Written exercise: In your copy, leave out the pictures; write out all the data exactly.

Data to process:

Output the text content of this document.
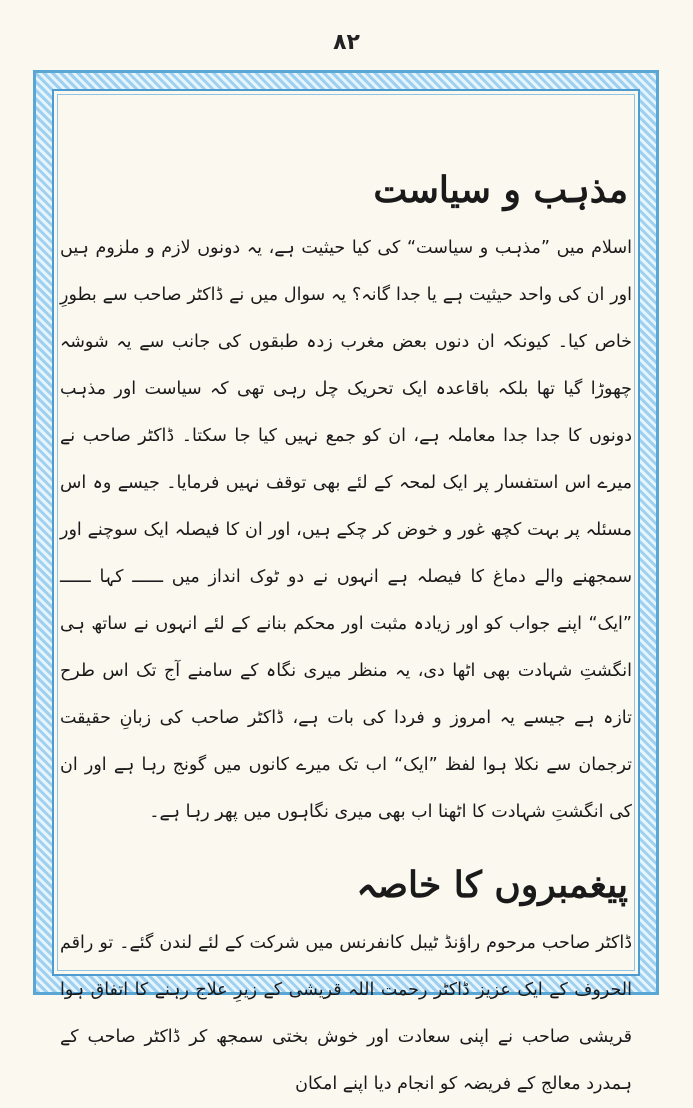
۸۲
مذہب و سیاست

اسلام میں ”مذہب و سیاست“ کی کیا حیثیت ہے، یہ دونوں لازم و ملزوم ہیں اور ان کی واحد حیثیت ہے یا جدا گانہ؟ یہ سوال میں نے ڈاکٹر صاحب سے بطورِ خاص کیا۔ کیونکہ ان دنوں بعض مغرب زدہ طبقوں کی جانب سے یہ شوشہ چھوڑا گیا تھا بلکہ باقاعدہ ایک تحریک چل رہی تھی کہ سیاست اور مذہب دونوں کا جدا جدا معاملہ ہے، ان کو جمع نہیں کیا جا سکتا۔ ڈاکٹر صاحب نے میرے اس استفسار پر ایک لمحہ کے لئے بھی توقف نہیں فرمایا۔ جیسے وہ اس مسئلہ پر بہت کچھ غور و خوض کر چکے ہیں، اور ان کا فیصلہ ایک سوچنے اور سمجھنے والے دماغ کا فیصلہ ہے انہوں نے دو ٹوک انداز میں ــــــ کہا ــــــ ”ایک“ اپنے جواب کو اور زیادہ مثبت اور محکم بنانے کے لئے انہوں نے ساتھ ہی انگشتِ شہادت بھی اٹھا دی، یہ منظر میری نگاہ کے سامنے آج تک اس طرح تازہ ہے جیسے یہ امروز و فردا کی بات ہے، ڈاکٹر صاحب کی زبانِ حقیقت ترجمان سے نکلا ہوا لفظ ”ایک“ اب تک میرے کانوں میں گونج رہا ہے اور ان کی انگشتِ شہادت کا اٹھنا اب بھی میری نگاہوں میں پھر رہا ہے۔

پیغمبروں کا خاصہ

ڈاکٹر صاحب مرحوم راؤنڈ ٹیبل کانفرنس میں شرکت کے لئے لندن گئے۔ تو راقم الحروف کے ایک عزیز ڈاکٹر رحمت اللہ قریشی کے زیرِ علاج رہنے کا اتفاق ہوا قریشی صاحب نے اپنی سعادت اور خوش بختی سمجھ کر ڈاکٹر صاحب کے ہمدرد معالج کے فریضہ کو انجام دیا اپنے امکان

Written response:
Output the text content of this document.
۸۲
مذہب و سیاست

اسلام میں ”مذہب و سیاست“ کی کیا حیثیت ہے، یہ دونوں لازم و ملزوم ہیں اور ان کی واحد حیثیت ہے یا جدا گانہ؟ یہ سوال میں نے ڈاکٹر صاحب سے بطورِ خاص کیا۔ کیونکہ ان دنوں بعض مغرب زدہ طبقوں کی جانب سے یہ شوشہ چھوڑا گیا تھا بلکہ باقاعدہ ایک تحریک چل رہی تھی کہ سیاست اور مذہب دونوں کا جدا جدا معاملہ ہے، ان کو جمع نہیں کیا جا سکتا۔ ڈاکٹر صاحب نے میرے اس استفسار پر ایک لمحہ کے لئے بھی توقف نہیں فرمایا۔ جیسے وہ اس مسئلہ پر بہت کچھ غور و خوض کر چکے ہیں، اور ان کا فیصلہ ایک سوچنے اور سمجھنے والے دماغ کا فیصلہ ہے انہوں نے دو ٹوک انداز میں ــــــ کہا ــــــ ”ایک“ اپنے جواب کو اور زیادہ مثبت اور محکم بنانے کے لئے انہوں نے ساتھ ہی انگشتِ شہادت بھی اٹھا دی، یہ منظر میری نگاہ کے سامنے آج تک اس طرح تازہ ہے جیسے یہ امروز و فردا کی بات ہے، ڈاکٹر صاحب کی زبانِ حقیقت ترجمان سے نکلا ہوا لفظ ”ایک“ اب تک میرے کانوں میں گونج رہا ہے اور ان کی انگشتِ شہادت کا اٹھنا اب بھی میری نگاہوں میں پھر رہا ہے۔

پیغمبروں کا خاصہ

ڈاکٹر صاحب مرحوم راؤنڈ ٹیبل کانفرنس میں شرکت کے لئے لندن گئے۔ تو راقم الحروف کے ایک عزیز ڈاکٹر رحمت اللہ قریشی کے زیرِ علاج رہنے کا اتفاق ہوا قریشی صاحب نے اپنی سعادت اور خوش بختی سمجھ کر ڈاکٹر صاحب کے ہمدرد معالج کے فریضہ کو انجام دیا اپنے امکان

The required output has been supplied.